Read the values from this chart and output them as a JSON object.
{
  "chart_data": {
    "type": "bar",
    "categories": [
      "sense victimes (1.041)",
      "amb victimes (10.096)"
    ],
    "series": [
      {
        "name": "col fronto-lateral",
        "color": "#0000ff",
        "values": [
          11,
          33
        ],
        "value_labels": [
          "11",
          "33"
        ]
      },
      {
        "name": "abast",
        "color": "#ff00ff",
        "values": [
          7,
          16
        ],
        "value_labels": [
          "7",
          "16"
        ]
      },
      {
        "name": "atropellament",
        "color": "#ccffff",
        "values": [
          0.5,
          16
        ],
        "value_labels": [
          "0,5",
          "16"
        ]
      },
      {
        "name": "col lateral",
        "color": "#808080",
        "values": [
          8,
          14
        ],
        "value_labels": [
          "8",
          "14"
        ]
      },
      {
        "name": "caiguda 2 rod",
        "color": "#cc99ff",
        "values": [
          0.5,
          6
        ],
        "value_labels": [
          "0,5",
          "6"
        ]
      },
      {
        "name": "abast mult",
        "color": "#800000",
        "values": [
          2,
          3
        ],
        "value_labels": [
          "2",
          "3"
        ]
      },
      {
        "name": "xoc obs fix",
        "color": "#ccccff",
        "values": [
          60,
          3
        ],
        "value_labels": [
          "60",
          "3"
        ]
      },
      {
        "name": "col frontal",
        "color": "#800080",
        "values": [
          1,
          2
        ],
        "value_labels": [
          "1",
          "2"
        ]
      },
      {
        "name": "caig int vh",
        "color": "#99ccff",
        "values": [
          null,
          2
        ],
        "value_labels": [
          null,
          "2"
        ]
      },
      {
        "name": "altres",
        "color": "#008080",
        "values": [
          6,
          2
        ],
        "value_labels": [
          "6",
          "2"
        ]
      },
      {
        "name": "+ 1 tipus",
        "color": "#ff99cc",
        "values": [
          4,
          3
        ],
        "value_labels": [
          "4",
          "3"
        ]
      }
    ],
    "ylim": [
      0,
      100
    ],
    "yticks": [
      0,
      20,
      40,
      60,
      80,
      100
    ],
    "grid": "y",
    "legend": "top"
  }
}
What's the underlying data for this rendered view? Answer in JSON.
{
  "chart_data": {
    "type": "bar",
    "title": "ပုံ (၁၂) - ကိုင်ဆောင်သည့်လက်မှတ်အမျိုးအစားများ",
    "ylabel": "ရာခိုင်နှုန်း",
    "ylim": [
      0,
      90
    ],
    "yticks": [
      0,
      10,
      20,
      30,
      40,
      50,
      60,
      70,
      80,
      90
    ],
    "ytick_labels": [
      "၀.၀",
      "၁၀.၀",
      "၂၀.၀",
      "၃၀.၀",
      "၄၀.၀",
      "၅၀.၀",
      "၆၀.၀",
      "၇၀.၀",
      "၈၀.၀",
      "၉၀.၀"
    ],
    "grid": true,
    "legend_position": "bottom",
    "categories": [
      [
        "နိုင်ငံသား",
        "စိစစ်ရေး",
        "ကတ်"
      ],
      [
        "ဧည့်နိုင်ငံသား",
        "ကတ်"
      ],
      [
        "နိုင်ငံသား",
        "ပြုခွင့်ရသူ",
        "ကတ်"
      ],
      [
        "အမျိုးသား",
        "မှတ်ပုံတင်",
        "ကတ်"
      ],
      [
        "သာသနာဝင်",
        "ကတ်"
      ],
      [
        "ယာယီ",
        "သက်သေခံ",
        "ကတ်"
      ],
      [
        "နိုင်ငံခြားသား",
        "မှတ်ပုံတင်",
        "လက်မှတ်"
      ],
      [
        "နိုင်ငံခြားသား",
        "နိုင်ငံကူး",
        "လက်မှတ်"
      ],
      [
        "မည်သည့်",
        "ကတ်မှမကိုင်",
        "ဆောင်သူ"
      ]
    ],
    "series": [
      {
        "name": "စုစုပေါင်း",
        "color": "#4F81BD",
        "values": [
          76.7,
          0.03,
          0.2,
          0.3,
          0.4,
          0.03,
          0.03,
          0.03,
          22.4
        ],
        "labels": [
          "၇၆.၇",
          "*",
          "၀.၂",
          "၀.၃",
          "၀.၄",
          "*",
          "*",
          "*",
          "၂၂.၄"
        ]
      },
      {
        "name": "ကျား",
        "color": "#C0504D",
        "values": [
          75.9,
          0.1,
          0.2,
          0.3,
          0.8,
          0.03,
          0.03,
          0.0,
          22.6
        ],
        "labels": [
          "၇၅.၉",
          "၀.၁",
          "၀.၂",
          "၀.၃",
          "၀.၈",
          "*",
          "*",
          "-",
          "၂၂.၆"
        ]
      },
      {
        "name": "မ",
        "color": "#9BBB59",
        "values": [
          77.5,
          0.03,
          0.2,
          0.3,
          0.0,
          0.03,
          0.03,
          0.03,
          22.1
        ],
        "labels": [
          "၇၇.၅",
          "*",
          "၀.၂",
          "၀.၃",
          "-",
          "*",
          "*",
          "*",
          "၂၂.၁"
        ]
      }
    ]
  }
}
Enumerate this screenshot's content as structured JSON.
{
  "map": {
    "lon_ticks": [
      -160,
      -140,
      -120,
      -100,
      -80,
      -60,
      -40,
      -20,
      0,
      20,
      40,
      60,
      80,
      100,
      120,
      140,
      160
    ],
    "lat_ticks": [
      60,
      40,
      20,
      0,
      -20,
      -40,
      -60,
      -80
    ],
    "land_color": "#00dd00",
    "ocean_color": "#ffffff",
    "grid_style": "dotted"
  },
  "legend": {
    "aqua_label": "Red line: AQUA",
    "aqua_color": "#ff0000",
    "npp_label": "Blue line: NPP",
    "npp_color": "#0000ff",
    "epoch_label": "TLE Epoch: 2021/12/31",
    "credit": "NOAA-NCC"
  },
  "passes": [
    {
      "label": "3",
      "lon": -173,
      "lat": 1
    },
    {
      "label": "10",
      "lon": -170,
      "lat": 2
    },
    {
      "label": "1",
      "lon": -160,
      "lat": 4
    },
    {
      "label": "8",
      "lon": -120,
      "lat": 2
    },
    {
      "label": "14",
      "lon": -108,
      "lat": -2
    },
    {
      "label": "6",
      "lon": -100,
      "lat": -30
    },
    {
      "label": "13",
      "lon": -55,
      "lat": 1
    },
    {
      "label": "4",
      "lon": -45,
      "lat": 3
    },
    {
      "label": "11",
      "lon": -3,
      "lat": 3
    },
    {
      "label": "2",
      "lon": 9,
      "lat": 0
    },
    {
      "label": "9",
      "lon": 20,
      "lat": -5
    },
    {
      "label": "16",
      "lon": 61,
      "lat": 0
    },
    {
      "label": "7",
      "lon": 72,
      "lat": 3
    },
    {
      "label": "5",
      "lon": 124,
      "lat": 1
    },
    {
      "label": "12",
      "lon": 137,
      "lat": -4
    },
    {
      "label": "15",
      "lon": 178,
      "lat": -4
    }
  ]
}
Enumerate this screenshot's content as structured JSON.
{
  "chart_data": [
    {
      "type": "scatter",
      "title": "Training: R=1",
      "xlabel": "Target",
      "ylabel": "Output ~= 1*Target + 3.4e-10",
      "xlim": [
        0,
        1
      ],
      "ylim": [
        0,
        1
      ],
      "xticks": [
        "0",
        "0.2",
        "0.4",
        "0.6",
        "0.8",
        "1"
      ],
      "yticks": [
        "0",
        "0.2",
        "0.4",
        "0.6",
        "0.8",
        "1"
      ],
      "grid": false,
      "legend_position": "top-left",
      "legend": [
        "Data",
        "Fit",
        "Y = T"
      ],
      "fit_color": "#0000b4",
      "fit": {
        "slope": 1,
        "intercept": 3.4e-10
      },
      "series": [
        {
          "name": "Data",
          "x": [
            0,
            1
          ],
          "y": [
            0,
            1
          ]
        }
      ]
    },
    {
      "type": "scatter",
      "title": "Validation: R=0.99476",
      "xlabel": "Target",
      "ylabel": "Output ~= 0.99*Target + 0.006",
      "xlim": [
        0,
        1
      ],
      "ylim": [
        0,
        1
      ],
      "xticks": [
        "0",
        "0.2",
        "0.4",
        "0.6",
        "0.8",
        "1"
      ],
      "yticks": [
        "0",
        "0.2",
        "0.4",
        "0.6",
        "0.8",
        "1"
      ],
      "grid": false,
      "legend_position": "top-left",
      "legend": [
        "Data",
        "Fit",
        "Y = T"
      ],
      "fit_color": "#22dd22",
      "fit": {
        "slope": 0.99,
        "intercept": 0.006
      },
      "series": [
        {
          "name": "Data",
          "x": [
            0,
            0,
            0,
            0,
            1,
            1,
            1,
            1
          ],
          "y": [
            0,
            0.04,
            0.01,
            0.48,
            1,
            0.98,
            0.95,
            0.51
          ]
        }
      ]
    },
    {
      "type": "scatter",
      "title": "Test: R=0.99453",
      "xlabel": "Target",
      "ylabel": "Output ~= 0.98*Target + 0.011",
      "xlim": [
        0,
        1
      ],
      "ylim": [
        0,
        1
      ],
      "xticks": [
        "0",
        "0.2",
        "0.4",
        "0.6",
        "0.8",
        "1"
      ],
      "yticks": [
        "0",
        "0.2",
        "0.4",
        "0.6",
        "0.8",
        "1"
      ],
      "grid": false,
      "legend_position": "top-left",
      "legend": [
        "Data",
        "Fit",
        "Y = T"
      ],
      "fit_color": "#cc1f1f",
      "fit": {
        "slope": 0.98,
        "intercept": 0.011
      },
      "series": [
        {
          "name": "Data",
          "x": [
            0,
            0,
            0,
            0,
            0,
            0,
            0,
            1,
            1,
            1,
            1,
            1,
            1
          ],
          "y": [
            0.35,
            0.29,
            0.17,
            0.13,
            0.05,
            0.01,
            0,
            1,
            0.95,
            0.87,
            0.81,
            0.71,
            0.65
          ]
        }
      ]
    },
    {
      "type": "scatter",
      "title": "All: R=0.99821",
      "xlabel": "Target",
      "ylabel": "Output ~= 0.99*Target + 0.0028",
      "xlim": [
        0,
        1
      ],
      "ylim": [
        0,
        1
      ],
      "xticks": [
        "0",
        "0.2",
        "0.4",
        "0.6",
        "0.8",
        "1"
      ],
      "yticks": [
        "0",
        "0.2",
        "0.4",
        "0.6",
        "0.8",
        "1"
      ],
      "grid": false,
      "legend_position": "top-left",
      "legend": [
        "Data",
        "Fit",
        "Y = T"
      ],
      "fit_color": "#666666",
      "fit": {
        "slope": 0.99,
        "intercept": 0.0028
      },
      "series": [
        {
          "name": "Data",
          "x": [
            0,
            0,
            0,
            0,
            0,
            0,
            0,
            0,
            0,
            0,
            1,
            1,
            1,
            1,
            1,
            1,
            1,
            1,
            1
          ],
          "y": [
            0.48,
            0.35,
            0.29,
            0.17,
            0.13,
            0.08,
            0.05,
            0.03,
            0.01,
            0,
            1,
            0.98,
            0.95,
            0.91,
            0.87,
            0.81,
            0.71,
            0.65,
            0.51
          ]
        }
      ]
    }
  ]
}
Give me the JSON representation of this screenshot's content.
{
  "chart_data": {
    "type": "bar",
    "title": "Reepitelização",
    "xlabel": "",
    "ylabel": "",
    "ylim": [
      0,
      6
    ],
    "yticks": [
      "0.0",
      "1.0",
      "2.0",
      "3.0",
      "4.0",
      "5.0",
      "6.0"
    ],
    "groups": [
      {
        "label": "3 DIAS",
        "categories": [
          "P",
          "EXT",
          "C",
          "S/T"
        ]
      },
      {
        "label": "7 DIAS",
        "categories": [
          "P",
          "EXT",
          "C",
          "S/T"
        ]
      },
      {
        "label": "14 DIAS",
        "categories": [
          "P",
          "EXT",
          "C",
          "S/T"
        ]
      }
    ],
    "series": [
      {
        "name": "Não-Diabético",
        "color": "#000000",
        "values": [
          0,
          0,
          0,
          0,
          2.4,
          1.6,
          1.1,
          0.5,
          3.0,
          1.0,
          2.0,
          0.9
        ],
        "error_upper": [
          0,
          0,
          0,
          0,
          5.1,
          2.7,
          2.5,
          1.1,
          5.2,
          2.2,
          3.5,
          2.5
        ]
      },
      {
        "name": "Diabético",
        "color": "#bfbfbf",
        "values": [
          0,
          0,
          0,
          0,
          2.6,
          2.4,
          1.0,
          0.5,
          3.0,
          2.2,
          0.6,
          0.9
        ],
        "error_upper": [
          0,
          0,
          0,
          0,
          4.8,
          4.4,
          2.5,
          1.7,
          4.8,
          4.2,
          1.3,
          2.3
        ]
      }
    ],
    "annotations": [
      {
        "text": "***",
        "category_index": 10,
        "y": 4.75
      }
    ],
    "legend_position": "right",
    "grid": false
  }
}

+--

## Problem statement
Respond with the number of lines containing "slope" and no additional words.

## Right answer
4